● Trecho fornecido
==*==
Ainda sobre destruir relógios
por Jorge Furtado 07/06/2000 19:01

Recebi o seguinte e-mail:
 
Prezado Jorge Furtado,

Sugiro que seja publicada na edição 72 do NÃO a carta que o cartunista Santiago (Neltair Abreu) enviou aos veículos da RBS, solicitando publicação. Adivinhe se ele conseguiu... Diante da negativa da empresa em divulgá-lo, o texto, reproduzido abaixo, foi lido no plenário da Câmara Municipal de Porto Alegre, na sessão de hoje (06/06), pelo vereador Juarez Pinheiro, sendo enviada para as redações em um release. Santiago disse tudo. Veja que maravilha.

Um abraço,

Leonardo Schneider - jornalista

(segue o texto do Santiago) 
 
 
Porto Alegre, 29 de maio de 2000.
==*==
● Dados registrados
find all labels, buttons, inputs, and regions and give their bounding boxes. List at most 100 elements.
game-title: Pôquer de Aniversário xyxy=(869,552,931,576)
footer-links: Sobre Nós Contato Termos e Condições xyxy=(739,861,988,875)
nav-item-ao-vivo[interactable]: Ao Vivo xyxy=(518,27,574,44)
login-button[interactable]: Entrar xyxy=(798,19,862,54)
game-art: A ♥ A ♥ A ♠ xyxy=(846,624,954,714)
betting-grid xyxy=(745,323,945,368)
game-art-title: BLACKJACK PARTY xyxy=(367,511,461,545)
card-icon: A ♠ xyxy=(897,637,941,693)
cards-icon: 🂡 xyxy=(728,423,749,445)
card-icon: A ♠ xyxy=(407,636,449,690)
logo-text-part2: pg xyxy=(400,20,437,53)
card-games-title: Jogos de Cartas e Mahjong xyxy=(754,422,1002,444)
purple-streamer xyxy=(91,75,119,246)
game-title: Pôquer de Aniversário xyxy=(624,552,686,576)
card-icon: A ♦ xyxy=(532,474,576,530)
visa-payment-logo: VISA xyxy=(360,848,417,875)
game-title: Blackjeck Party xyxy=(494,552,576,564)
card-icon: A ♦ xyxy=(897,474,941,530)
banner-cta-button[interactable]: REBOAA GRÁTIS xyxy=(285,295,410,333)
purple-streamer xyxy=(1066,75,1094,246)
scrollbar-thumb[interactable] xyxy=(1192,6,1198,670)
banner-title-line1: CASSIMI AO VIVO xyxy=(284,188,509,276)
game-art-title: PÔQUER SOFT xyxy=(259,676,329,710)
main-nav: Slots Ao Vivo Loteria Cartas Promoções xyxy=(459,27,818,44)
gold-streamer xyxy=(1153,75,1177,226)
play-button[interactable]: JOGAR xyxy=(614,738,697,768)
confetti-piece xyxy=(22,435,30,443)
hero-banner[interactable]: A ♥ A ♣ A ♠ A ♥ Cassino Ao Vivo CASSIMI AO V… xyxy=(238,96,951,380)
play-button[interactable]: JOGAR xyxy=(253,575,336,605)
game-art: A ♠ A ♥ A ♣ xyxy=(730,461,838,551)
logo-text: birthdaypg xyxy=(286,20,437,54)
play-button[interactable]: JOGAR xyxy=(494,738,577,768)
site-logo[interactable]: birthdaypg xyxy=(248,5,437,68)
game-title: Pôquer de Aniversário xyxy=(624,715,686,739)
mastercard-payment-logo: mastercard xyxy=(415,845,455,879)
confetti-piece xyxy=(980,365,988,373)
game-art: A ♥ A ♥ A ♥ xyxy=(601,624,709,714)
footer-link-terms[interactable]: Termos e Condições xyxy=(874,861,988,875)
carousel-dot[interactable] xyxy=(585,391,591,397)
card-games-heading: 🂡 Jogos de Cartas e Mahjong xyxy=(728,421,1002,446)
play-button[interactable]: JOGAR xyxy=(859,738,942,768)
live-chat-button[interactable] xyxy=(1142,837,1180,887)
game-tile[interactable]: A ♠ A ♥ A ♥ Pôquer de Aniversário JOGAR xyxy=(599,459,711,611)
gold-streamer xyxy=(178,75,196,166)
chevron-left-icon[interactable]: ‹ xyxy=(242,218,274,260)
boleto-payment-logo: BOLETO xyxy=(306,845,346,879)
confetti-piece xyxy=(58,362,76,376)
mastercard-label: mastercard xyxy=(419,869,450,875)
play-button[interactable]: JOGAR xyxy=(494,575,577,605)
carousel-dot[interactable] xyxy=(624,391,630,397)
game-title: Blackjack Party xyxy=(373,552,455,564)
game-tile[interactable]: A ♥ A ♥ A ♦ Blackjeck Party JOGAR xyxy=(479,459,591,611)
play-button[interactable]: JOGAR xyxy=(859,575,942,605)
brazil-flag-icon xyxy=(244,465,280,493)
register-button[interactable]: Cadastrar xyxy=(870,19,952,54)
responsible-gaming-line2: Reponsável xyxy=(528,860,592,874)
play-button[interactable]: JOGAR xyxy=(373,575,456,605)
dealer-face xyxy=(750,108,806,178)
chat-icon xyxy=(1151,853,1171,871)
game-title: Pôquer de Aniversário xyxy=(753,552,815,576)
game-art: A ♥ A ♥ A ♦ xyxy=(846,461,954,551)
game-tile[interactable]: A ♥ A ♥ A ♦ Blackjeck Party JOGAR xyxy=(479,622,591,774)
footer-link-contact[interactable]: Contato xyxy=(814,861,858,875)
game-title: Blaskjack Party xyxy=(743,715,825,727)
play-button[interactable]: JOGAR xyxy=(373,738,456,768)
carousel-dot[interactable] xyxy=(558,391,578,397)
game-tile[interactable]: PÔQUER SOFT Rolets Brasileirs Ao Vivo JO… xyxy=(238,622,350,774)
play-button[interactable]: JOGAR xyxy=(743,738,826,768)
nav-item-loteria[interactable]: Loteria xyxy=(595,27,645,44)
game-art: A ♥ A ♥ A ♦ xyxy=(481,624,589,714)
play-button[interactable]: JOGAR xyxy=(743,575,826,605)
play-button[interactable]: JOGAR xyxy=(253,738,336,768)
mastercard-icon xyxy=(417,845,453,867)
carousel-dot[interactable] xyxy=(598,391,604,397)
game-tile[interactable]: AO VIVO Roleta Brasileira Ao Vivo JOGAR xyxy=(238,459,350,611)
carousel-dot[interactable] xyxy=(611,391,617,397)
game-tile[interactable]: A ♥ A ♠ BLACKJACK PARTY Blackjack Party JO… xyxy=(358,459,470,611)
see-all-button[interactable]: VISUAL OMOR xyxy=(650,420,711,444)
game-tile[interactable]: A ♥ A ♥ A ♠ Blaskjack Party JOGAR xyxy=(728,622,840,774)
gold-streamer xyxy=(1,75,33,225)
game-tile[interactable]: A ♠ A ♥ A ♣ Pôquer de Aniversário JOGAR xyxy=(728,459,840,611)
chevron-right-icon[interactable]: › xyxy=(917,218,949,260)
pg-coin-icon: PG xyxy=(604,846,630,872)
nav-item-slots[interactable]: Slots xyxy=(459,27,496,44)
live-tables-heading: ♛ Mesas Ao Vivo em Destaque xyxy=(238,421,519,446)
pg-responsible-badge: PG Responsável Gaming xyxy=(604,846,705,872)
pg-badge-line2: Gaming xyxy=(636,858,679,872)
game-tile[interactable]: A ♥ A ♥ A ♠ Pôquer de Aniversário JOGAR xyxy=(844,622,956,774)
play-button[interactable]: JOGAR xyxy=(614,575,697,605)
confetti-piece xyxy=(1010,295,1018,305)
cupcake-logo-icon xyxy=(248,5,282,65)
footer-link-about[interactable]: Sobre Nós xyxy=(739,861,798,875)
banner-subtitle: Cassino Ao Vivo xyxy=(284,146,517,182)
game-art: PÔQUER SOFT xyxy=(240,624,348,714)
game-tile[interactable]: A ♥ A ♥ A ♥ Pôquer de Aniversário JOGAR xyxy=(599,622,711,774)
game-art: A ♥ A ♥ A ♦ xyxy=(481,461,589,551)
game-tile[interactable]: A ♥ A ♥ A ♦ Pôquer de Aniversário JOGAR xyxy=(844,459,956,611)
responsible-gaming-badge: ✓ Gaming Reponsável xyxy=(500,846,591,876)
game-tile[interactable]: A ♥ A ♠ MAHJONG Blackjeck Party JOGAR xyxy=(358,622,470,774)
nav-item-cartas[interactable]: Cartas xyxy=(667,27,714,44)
==*==
● Tarefa proposta
Liste todas as pessoas citadas pelo nome no trecho fornecido. As linhas vêm de outra fonte, sem relação com o trecho fornecido.

● Resposta escrita
- Jorge Furtado
- Santiago (Neltair Abreu)
- Juarez Pinheiro
- Leonardo Schneider